* _What is asked_
Your task is to transcribe all of the data below exactly, omitting the images.

___ Record excerpts

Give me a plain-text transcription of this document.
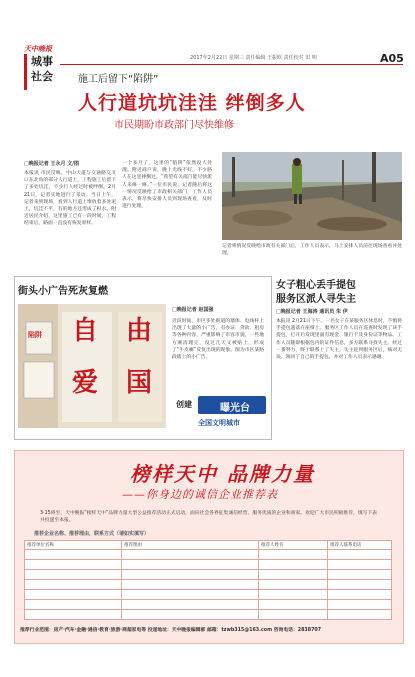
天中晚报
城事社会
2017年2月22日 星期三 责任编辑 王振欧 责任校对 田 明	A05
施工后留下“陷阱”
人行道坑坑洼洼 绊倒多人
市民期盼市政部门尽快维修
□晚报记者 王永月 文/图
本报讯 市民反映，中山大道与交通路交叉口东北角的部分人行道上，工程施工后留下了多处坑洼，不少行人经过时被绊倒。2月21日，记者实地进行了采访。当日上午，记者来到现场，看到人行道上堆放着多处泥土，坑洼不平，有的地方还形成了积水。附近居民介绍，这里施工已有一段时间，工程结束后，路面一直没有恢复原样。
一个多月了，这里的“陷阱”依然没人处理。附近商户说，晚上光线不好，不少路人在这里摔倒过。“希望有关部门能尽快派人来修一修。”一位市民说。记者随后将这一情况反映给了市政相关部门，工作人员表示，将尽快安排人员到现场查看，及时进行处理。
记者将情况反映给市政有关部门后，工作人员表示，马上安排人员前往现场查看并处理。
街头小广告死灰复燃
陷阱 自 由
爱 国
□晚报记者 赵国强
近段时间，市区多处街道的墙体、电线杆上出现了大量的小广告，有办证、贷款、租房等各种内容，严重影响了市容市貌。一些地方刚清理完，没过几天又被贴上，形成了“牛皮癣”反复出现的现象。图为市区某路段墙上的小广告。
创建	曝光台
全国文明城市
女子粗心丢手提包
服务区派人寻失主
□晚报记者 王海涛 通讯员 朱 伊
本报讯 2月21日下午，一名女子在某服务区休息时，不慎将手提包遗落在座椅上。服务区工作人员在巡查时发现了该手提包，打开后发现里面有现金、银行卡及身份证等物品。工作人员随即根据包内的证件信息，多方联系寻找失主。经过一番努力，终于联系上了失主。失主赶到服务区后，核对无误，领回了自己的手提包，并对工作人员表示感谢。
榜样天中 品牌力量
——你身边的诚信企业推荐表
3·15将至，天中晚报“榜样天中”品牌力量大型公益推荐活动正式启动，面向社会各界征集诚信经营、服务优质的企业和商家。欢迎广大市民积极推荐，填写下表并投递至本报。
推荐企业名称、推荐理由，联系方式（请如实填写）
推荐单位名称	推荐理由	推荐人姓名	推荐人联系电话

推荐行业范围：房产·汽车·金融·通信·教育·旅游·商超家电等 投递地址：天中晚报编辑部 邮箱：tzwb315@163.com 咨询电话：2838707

______

* _Complete answer_
Give me a plain-text transcription of this document.
天中晚报
城事社会
2017年2月22日 星期三 责任编辑 王振欧 责任校对 田 明	A05
施工后留下“陷阱”
人行道坑坑洼洼 绊倒多人
市民期盼市政部门尽快维修
□晚报记者 王永月 文/图
本报讯 市民反映，中山大道与交通路交叉口东北角的部分人行道上，工程施工后留下了多处坑洼，不少行人经过时被绊倒。2月21日，记者实地进行了采访。当日上午，记者来到现场，看到人行道上堆放着多处泥土，坑洼不平，有的地方还形成了积水。附近居民介绍，这里施工已有一段时间，工程结束后，路面一直没有恢复原样。
一个多月了，这里的“陷阱”依然没人处理。附近商户说，晚上光线不好，不少路人在这里摔倒过。“希望有关部门能尽快派人来修一修。”一位市民说。记者随后将这一情况反映给了市政相关部门，工作人员表示，将尽快安排人员到现场查看，及时进行处理。
记者将情况反映给市政有关部门后，工作人员表示，马上安排人员前往现场查看并处理。
街头小广告死灰复燃
陷阱 自 由
爱 国
□晚报记者 赵国强
近段时间，市区多处街道的墙体、电线杆上出现了大量的小广告，有办证、贷款、租房等各种内容，严重影响了市容市貌。一些地方刚清理完，没过几天又被贴上，形成了“牛皮癣”反复出现的现象。图为市区某路段墙上的小广告。
创建	曝光台
全国文明城市
女子粗心丢手提包
服务区派人寻失主
□晚报记者 王海涛 通讯员 朱 伊
本报讯 2月21日下午，一名女子在某服务区休息时，不慎将手提包遗落在座椅上。服务区工作人员在巡查时发现了该手提包，打开后发现里面有现金、银行卡及身份证等物品。工作人员随即根据包内的证件信息，多方联系寻找失主。经过一番努力，终于联系上了失主。失主赶到服务区后，核对无误，领回了自己的手提包，并对工作人员表示感谢。
榜样天中 品牌力量
——你身边的诚信企业推荐表
3·15将至，天中晚报“榜样天中”品牌力量大型公益推荐活动正式启动，面向社会各界征集诚信经营、服务优质的企业和商家。欢迎广大市民积极推荐，填写下表并投递至本报。
推荐企业名称、推荐理由，联系方式（请如实填写）
推荐单位名称	推荐理由	推荐人姓名	推荐人联系电话

推荐行业范围：房产·汽车·金融·通信·教育·旅游·商超家电等 投递地址：天中晚报编辑部 邮箱：tzwb315@163.com 咨询电话：2838707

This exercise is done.